***** Stored data
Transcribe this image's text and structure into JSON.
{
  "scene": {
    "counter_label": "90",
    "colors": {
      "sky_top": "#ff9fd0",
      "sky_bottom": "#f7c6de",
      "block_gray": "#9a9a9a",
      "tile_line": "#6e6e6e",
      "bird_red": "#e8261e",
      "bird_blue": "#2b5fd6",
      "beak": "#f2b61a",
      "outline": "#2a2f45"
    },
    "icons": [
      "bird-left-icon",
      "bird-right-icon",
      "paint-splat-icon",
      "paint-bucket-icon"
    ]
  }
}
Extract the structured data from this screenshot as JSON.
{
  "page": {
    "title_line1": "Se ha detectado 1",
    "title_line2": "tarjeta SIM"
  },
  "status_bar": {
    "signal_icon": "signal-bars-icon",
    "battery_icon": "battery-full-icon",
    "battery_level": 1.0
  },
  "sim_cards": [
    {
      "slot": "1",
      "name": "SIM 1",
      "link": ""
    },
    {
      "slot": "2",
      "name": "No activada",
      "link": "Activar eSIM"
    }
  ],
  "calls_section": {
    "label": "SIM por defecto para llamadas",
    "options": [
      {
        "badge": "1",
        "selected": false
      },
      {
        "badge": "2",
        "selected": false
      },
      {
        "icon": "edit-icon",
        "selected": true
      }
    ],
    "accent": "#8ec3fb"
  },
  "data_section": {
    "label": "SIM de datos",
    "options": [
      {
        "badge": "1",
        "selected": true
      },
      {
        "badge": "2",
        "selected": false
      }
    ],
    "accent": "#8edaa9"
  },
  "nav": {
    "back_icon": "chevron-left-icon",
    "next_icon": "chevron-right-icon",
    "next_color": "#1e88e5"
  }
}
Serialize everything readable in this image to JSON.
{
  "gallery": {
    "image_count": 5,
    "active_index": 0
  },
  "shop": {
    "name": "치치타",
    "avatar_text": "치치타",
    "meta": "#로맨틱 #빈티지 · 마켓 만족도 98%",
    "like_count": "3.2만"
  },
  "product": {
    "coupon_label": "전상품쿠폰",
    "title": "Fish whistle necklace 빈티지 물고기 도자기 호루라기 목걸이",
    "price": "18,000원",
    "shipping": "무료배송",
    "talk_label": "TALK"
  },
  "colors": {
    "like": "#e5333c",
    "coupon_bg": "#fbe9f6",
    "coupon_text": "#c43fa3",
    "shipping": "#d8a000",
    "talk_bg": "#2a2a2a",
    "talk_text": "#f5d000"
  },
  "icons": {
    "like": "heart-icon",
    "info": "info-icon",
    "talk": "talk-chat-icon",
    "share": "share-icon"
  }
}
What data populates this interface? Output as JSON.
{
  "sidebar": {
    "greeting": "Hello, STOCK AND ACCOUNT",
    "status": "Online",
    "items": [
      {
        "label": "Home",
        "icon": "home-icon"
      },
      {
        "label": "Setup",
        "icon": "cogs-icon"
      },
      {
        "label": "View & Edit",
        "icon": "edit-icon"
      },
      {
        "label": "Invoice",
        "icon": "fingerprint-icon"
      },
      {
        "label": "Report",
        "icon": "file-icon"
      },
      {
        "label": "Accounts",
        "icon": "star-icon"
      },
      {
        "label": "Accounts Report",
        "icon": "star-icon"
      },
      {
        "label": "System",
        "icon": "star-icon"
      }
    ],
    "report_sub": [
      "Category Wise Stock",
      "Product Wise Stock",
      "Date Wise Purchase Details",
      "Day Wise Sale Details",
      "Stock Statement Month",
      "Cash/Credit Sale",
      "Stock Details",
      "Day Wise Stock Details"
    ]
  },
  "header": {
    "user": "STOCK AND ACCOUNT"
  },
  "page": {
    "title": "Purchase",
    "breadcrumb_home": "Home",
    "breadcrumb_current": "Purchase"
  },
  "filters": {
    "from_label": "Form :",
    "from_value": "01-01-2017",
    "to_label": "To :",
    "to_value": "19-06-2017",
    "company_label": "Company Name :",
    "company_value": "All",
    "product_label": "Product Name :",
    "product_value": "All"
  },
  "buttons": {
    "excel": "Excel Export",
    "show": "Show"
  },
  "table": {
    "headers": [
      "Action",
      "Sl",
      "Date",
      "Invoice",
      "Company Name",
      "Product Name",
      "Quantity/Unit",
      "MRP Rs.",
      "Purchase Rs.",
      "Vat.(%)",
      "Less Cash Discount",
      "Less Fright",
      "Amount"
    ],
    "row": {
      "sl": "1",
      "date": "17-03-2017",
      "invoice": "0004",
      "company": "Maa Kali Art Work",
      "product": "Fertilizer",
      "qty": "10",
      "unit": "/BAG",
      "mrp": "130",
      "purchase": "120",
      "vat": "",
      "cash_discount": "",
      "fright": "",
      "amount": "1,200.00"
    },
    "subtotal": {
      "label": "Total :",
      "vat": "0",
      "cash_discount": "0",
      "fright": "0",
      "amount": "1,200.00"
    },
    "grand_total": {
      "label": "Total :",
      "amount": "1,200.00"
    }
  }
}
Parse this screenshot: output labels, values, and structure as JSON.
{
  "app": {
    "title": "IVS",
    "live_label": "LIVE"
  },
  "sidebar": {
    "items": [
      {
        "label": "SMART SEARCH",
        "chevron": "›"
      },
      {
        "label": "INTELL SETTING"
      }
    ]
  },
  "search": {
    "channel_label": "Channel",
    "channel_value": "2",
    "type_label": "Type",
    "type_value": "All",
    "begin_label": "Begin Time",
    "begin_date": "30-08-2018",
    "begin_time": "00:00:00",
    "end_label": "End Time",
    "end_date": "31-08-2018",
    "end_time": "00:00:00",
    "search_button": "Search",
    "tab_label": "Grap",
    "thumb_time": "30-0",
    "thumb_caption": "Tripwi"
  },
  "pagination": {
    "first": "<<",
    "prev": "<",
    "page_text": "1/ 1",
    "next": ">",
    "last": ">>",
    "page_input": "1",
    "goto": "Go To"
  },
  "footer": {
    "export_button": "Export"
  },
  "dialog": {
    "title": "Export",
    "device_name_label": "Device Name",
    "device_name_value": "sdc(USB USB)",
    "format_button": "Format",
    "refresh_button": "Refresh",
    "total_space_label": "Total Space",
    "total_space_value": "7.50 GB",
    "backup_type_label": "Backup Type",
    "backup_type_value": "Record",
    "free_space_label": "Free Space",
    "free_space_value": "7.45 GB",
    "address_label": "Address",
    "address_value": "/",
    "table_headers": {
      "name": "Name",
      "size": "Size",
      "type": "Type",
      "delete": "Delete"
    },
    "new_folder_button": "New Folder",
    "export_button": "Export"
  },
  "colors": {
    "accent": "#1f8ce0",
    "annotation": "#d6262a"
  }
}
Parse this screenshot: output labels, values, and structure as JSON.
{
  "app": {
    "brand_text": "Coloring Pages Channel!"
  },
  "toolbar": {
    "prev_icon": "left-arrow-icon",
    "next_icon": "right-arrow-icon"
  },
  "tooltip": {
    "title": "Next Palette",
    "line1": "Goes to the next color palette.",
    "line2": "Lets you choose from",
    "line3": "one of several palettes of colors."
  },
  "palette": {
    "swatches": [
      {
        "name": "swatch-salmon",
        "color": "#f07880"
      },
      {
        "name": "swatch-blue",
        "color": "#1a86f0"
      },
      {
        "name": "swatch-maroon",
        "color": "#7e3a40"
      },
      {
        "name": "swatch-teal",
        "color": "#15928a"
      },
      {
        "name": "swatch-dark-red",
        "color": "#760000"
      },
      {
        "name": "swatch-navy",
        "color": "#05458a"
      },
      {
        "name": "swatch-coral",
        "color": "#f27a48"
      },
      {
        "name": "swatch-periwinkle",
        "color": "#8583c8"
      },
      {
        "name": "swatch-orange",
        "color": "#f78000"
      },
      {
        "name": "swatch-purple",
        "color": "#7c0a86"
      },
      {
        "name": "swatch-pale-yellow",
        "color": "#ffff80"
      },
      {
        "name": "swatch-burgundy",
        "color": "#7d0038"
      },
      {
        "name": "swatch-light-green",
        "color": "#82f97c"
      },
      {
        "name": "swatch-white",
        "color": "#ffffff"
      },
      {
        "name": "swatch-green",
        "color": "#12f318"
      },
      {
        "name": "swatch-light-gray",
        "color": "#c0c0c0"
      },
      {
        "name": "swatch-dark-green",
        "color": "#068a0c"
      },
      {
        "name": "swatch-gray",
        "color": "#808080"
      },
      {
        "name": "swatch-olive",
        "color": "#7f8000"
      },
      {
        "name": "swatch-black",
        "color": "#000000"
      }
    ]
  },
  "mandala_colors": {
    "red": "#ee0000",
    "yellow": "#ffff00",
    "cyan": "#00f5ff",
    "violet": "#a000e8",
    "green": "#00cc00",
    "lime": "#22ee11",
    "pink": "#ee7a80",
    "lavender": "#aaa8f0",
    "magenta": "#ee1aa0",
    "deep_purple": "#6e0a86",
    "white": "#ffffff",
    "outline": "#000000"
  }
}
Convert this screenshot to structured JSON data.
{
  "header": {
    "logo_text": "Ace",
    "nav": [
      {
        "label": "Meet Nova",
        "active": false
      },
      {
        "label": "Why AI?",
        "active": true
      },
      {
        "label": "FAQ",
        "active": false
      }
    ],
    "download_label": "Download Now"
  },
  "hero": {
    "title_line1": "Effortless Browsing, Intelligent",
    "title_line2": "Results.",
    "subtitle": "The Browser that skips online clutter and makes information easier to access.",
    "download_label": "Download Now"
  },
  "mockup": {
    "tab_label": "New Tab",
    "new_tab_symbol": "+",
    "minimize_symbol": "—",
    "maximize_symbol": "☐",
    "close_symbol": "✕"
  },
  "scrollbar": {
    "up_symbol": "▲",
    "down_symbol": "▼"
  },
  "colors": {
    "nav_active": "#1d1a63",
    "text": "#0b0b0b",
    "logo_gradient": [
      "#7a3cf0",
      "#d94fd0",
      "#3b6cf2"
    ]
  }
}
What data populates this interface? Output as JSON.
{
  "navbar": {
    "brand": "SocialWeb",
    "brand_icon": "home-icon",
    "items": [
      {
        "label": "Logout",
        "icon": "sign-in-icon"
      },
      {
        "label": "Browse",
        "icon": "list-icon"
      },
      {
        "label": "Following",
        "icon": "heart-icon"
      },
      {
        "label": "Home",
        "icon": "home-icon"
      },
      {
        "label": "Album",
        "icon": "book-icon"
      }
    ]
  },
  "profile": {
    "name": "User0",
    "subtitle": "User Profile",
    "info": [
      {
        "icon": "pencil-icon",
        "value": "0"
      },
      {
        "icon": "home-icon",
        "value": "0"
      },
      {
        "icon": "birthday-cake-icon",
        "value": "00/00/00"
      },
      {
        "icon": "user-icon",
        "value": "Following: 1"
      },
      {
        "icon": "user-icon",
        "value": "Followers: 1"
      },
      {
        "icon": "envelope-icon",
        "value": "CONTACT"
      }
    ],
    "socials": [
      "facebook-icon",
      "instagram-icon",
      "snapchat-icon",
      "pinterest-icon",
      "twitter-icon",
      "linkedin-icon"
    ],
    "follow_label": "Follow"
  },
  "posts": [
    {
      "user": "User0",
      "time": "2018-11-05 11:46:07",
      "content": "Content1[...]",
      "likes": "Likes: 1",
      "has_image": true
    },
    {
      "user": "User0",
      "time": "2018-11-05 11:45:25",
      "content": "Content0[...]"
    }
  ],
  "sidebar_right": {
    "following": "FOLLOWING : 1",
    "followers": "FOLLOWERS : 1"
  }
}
**********
_Written problem_. Gather and copy every line of the data in which the string "screenshot" is found.

_Reply_.
Extract the structured data from this screenshot as JSON.
Parse this screenshot: output labels, values, and structure as JSON.
Parse this screenshot: output labels, values, and structure as JSON.
Convert this screenshot to structured JSON data.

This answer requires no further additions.